● **Short problem**:
Copy the lines holding the word "fall", all of them.

● **Data rows**:
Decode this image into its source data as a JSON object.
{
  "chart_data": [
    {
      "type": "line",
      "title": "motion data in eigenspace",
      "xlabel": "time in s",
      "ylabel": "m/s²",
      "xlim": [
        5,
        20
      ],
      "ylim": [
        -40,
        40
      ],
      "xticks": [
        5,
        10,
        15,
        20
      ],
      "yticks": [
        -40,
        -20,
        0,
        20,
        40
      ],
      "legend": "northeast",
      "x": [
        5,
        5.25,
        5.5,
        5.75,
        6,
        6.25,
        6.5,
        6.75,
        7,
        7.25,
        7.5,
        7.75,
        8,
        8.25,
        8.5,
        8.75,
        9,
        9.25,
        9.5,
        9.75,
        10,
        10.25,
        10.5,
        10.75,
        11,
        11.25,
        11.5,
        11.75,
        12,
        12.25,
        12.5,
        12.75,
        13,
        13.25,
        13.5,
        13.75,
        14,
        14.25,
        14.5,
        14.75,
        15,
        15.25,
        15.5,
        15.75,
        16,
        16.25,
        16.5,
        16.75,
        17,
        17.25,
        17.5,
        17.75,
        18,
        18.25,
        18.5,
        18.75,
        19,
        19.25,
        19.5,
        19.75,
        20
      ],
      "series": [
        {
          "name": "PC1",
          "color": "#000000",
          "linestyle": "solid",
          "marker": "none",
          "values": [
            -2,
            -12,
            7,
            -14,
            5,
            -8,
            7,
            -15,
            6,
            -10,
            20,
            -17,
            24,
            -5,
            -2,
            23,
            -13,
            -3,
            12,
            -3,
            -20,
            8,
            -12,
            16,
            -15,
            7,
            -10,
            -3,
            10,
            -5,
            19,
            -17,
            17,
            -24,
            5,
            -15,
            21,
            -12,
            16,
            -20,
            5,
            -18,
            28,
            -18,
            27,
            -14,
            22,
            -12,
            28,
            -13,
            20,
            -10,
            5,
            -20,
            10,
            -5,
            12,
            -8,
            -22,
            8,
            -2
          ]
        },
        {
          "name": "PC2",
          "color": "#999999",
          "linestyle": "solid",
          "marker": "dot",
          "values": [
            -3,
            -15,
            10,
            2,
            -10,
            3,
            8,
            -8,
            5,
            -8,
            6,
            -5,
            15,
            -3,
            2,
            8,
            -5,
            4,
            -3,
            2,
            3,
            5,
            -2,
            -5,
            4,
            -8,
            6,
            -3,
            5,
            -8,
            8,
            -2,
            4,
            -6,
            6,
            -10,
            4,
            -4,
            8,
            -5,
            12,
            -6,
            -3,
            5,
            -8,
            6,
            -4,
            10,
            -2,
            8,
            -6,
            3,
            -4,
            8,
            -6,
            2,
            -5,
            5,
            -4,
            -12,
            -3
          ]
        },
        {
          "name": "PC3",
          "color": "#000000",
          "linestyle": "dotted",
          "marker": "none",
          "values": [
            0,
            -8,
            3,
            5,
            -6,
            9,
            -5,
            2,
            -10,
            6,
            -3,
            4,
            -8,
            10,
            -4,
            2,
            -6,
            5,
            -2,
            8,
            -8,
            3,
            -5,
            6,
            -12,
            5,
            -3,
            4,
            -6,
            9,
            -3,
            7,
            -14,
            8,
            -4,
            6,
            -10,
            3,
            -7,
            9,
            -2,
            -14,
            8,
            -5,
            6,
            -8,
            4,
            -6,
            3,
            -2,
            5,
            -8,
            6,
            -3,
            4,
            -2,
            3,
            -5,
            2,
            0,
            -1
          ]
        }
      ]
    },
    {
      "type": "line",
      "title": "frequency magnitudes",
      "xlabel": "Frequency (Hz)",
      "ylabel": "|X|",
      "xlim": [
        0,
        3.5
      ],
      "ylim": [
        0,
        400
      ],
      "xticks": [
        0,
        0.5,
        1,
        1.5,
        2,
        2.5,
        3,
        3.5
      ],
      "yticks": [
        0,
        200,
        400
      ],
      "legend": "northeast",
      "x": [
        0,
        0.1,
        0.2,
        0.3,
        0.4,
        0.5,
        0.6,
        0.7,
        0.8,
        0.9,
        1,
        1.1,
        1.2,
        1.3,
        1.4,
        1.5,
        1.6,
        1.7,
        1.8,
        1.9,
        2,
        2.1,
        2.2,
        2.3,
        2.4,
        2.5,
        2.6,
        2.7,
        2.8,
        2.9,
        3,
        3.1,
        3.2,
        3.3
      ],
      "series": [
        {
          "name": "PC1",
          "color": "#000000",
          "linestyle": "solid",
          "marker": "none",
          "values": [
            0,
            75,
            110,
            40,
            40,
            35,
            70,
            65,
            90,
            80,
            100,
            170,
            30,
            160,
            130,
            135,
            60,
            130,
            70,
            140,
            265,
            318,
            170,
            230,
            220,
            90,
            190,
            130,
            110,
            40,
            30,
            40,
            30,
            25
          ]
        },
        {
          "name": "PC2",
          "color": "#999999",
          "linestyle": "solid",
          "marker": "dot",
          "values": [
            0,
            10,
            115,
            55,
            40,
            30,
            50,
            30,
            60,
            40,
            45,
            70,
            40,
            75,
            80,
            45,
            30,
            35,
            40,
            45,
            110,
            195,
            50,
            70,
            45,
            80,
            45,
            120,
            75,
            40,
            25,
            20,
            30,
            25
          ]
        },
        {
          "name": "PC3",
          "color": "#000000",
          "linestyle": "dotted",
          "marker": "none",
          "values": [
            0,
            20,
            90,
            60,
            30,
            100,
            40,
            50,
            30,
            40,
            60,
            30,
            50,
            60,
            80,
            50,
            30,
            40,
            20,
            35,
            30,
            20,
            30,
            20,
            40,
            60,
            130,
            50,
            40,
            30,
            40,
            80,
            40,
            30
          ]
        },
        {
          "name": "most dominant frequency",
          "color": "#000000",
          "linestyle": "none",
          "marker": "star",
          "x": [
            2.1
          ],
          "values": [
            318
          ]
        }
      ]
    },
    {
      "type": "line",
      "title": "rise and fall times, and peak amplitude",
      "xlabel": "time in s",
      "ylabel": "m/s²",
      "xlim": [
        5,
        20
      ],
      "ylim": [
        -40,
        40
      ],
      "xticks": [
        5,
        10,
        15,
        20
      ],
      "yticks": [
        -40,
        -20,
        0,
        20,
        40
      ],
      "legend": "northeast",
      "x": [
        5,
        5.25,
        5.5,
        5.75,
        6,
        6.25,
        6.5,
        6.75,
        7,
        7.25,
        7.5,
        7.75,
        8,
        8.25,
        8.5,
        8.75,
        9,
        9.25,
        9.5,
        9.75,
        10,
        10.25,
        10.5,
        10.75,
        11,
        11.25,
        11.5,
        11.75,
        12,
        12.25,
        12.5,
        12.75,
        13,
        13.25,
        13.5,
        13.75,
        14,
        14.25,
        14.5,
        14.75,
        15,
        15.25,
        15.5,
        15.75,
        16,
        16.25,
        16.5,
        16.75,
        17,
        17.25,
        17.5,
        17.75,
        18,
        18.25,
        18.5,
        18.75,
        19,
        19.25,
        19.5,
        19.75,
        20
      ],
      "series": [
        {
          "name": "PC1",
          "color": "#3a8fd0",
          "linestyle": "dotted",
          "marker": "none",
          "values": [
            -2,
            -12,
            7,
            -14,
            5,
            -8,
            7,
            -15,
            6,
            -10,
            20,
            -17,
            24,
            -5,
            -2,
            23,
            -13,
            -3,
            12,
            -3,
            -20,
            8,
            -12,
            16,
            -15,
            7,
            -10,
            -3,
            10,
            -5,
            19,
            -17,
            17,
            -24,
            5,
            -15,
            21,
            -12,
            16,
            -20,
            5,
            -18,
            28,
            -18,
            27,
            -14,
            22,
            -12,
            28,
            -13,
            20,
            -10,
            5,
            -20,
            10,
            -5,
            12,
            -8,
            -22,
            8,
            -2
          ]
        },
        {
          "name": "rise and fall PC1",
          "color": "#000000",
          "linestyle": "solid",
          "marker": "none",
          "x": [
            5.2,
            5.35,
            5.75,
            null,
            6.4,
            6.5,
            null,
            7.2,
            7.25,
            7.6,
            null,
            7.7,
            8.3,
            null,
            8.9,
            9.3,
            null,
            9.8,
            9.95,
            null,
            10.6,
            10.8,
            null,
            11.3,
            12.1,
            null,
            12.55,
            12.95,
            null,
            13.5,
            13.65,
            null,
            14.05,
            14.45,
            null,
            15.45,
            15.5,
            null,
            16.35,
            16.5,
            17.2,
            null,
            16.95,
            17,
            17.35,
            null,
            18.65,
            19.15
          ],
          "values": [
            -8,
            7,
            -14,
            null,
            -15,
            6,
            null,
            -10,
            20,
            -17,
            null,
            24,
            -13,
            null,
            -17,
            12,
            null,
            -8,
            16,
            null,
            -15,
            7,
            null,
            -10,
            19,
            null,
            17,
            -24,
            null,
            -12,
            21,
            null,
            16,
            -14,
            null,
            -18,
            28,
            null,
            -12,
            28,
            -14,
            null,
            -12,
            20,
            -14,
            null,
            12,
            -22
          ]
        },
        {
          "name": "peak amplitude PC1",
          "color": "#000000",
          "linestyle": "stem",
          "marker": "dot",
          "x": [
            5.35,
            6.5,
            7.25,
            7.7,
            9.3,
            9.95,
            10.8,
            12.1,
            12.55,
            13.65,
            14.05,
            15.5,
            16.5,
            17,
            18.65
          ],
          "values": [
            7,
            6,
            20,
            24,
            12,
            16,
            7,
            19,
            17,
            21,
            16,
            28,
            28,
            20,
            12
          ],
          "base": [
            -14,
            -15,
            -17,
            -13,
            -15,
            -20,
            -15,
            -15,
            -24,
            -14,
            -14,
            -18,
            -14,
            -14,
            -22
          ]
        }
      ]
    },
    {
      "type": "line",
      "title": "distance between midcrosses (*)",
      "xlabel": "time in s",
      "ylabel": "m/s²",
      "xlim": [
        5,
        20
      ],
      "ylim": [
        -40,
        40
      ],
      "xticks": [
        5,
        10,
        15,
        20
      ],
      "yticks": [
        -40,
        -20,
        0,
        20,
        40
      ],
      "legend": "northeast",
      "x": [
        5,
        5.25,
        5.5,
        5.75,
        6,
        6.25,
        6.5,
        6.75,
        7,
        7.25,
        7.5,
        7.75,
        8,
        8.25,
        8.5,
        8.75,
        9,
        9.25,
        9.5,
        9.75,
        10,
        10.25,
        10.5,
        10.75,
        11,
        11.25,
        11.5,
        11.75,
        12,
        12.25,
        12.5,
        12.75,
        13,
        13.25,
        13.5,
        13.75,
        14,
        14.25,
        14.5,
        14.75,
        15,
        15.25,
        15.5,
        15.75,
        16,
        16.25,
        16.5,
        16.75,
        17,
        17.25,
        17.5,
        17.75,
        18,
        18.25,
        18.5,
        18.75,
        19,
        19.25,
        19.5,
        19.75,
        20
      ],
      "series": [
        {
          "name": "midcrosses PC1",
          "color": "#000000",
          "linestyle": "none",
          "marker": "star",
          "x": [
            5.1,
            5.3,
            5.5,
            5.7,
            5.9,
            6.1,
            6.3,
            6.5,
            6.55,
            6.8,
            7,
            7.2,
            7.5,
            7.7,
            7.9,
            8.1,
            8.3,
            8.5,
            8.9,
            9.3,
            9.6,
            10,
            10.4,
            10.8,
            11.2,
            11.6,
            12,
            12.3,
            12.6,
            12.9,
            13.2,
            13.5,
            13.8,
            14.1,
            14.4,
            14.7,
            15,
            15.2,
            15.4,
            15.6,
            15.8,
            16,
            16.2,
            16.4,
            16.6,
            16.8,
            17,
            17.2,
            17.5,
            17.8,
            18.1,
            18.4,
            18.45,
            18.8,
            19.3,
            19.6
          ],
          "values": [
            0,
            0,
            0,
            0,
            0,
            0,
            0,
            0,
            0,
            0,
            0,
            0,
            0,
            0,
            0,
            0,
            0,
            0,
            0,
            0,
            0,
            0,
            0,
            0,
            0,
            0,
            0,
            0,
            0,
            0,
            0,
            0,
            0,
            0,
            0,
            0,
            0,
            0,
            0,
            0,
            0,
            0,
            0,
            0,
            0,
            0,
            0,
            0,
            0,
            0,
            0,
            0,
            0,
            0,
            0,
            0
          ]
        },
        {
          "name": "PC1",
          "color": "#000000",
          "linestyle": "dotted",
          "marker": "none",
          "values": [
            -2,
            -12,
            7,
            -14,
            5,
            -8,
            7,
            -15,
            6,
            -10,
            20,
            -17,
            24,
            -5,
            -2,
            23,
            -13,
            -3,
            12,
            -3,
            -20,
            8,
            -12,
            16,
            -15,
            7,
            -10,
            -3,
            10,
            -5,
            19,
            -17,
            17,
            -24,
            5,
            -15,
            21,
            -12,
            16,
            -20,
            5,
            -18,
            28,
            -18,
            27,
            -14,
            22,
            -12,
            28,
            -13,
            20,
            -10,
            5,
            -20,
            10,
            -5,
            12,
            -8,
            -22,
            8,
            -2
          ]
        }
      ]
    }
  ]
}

● **Exercise answer**:
      "title": "rise and fall times, and peak amplitude",
          "name": "rise and fall PC1",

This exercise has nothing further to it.